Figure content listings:
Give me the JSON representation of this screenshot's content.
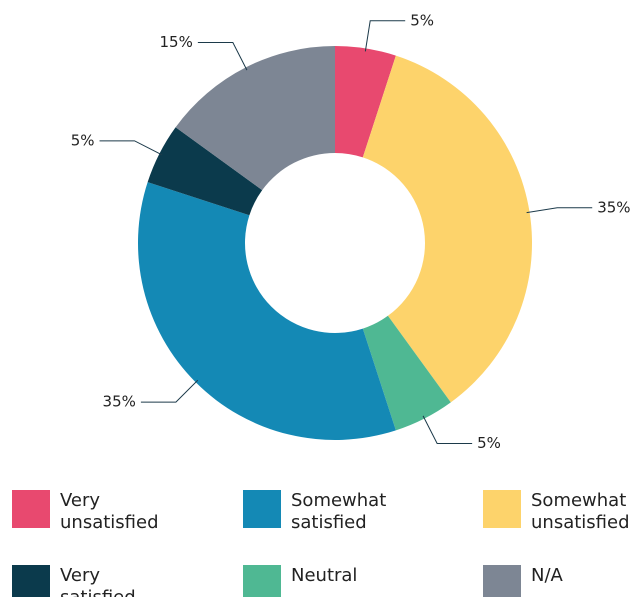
{
  "chart_data": {
    "type": "donut",
    "categories": [
      "Very unsatisfied",
      "Somewhat unsatisfied",
      "Neutral",
      "Somewhat satisfied",
      "Very satisfied",
      "N/A"
    ],
    "values": [
      5,
      35,
      5,
      35,
      5,
      15
    ],
    "value_labels": [
      "5%",
      "35%",
      "5%",
      "35%",
      "5%",
      "15%"
    ],
    "colors": [
      "#e8496f",
      "#fdd36b",
      "#4fb893",
      "#1489b5",
      "#0b3a4c",
      "#7d8694"
    ],
    "legend": "bottom"
  }
}
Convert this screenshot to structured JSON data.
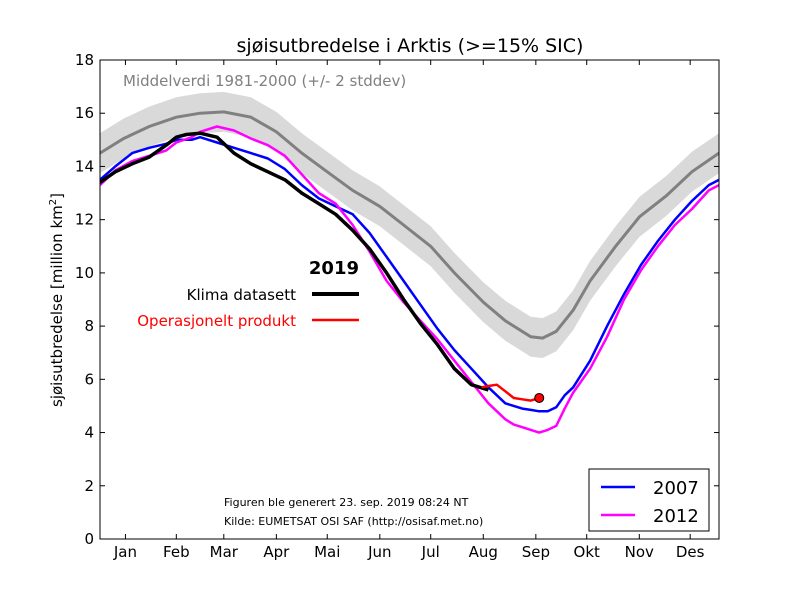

Exercise objective:
Write out the listing above exactly as it stands, pictures excluded.

Finished task:
Give me the JSON representation of this screenshot's content.
{
  "chart_data": {
    "type": "donut",
    "categories": [
      "Very unsatisfied",
      "Somewhat unsatisfied",
      "Neutral",
      "Somewhat satisfied",
      "Very satisfied",
      "N/A"
    ],
    "values": [
      5,
      35,
      5,
      35,
      5,
      15
    ],
    "value_labels": [
      "5%",
      "35%",
      "5%",
      "35%",
      "5%",
      "15%"
    ],
    "colors": [
      "#e8496f",
      "#fdd36b",
      "#4fb893",
      "#1489b5",
      "#0b3a4c",
      "#7d8694"
    ],
    "legend": "bottom"
  }
}
Convert this screenshot to structured JSON data.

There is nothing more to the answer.